--- What is required ---
Locate every line in the material below that has the word "людей". Copy each of those lines.

--- Raw data ---
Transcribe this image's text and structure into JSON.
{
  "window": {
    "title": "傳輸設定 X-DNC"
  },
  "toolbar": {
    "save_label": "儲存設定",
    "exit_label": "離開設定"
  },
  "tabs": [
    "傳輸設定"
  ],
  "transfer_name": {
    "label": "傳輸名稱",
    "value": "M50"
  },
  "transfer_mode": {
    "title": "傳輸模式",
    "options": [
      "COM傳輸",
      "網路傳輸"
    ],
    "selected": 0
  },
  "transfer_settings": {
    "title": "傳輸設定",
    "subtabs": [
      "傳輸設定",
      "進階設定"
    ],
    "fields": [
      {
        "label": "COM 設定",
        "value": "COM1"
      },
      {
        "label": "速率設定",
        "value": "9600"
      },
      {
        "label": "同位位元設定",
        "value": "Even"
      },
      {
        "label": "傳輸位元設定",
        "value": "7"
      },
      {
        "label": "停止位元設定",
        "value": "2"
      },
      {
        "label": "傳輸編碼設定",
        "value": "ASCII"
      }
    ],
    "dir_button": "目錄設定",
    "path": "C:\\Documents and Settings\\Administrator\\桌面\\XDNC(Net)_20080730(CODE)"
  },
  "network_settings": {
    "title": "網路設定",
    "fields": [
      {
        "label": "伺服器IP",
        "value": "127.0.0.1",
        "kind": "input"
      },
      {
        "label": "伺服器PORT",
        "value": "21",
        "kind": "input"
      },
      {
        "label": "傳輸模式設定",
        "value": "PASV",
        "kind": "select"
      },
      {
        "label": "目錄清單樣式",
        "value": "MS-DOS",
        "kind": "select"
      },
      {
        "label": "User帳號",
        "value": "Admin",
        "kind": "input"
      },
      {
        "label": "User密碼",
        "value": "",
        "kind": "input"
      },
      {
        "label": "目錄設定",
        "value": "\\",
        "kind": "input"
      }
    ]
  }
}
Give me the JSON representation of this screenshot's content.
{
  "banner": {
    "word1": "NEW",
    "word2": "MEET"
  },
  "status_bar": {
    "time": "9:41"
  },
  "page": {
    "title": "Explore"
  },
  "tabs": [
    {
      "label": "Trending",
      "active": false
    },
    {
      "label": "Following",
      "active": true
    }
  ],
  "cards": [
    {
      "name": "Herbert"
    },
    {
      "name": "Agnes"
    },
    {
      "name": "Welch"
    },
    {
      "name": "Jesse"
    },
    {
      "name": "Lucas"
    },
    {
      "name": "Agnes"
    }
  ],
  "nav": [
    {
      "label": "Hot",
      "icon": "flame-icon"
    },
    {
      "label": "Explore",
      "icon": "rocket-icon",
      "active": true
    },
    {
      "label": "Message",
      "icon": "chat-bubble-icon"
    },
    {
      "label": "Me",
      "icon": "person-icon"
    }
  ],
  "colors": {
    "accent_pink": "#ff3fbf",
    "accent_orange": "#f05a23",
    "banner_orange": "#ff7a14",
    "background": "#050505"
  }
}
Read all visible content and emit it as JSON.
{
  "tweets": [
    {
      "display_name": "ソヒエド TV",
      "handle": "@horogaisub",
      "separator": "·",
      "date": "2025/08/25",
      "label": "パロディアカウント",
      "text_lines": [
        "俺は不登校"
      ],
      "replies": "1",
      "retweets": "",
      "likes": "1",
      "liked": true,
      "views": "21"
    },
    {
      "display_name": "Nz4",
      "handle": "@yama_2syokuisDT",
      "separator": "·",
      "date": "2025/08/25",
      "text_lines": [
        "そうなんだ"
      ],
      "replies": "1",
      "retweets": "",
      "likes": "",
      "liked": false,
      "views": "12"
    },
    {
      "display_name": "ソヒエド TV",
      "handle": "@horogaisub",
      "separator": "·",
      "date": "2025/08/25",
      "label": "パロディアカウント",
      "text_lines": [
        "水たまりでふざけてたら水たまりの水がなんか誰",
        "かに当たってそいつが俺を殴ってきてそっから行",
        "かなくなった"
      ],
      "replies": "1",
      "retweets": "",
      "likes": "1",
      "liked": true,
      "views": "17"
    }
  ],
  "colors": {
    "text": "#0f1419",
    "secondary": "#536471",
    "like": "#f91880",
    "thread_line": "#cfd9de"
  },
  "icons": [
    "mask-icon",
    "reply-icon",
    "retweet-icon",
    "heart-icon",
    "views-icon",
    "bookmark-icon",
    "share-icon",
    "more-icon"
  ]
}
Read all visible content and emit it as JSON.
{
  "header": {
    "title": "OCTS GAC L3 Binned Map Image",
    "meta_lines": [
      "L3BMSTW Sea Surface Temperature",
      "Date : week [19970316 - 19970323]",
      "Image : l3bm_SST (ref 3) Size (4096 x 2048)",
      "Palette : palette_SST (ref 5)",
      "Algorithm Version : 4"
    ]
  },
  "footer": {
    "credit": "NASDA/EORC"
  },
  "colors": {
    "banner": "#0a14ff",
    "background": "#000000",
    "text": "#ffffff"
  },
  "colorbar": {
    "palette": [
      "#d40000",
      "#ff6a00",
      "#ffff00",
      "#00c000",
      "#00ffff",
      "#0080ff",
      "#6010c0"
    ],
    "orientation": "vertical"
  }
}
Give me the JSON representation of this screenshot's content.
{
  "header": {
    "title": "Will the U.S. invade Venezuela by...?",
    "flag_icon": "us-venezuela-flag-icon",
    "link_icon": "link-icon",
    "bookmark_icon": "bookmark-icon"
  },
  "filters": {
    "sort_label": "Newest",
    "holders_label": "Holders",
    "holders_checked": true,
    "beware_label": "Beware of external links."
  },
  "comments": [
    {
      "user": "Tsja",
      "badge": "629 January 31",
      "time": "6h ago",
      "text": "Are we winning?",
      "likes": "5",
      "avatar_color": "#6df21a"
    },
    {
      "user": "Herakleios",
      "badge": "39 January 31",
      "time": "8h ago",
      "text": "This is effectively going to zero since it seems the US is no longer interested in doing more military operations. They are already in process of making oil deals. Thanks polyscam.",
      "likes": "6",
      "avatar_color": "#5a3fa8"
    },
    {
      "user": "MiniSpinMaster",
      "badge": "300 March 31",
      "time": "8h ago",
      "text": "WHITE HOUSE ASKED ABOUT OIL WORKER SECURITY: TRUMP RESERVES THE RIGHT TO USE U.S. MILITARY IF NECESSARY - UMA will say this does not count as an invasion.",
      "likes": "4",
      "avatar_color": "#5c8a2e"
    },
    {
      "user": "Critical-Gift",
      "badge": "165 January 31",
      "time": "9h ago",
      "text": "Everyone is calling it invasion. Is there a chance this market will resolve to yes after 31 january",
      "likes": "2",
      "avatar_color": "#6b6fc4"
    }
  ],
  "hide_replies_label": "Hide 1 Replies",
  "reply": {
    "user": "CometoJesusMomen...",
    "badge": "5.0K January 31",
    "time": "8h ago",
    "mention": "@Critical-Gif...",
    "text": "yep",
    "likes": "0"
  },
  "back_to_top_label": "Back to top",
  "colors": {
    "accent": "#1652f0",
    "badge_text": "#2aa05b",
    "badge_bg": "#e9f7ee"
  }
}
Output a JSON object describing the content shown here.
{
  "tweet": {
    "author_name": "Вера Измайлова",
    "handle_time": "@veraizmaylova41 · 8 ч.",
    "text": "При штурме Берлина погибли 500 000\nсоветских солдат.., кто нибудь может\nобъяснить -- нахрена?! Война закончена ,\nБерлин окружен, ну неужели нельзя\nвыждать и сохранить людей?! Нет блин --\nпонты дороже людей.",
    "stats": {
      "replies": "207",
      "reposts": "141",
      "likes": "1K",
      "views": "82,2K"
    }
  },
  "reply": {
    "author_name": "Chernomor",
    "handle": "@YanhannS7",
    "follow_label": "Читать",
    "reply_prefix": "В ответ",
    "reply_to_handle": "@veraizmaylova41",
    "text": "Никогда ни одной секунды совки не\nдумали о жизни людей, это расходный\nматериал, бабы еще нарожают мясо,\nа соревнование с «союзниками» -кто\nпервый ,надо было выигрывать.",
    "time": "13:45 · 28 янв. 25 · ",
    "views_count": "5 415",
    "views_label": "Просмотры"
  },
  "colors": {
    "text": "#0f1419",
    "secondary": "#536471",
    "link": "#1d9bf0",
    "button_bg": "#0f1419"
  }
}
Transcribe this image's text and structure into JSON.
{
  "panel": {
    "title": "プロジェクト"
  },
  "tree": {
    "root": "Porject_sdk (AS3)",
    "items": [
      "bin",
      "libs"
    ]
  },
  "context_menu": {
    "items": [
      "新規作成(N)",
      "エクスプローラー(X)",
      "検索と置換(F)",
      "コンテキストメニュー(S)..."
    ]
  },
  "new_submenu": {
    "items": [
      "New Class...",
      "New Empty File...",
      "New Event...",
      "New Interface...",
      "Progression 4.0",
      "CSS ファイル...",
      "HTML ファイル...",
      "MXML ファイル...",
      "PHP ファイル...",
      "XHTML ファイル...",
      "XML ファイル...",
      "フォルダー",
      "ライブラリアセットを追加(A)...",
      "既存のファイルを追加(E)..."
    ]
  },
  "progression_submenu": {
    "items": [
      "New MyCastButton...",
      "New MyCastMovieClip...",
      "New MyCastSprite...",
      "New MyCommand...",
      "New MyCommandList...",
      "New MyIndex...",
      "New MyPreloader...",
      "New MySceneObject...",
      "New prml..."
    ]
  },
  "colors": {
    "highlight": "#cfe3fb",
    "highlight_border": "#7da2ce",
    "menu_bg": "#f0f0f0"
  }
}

--- The solution ---
    "text": "При штурме Берлина погибли 500 000\nсоветских солдат.., кто нибудь может\nобъяснить -- нахрена?! Война закончена ,\nБерлин окружен, ну неужели нельзя\nвыждать и сохранить людей?! Нет блин --\nпонты дороже людей.",
    "text": "Никогда ни одной секунды совки не\nдумали о жизни людей, это расходный\nматериал, бабы еще нарожают мясо,\nа соревнование с «союзниками» -кто\nпервый ,надо было выигрывать.",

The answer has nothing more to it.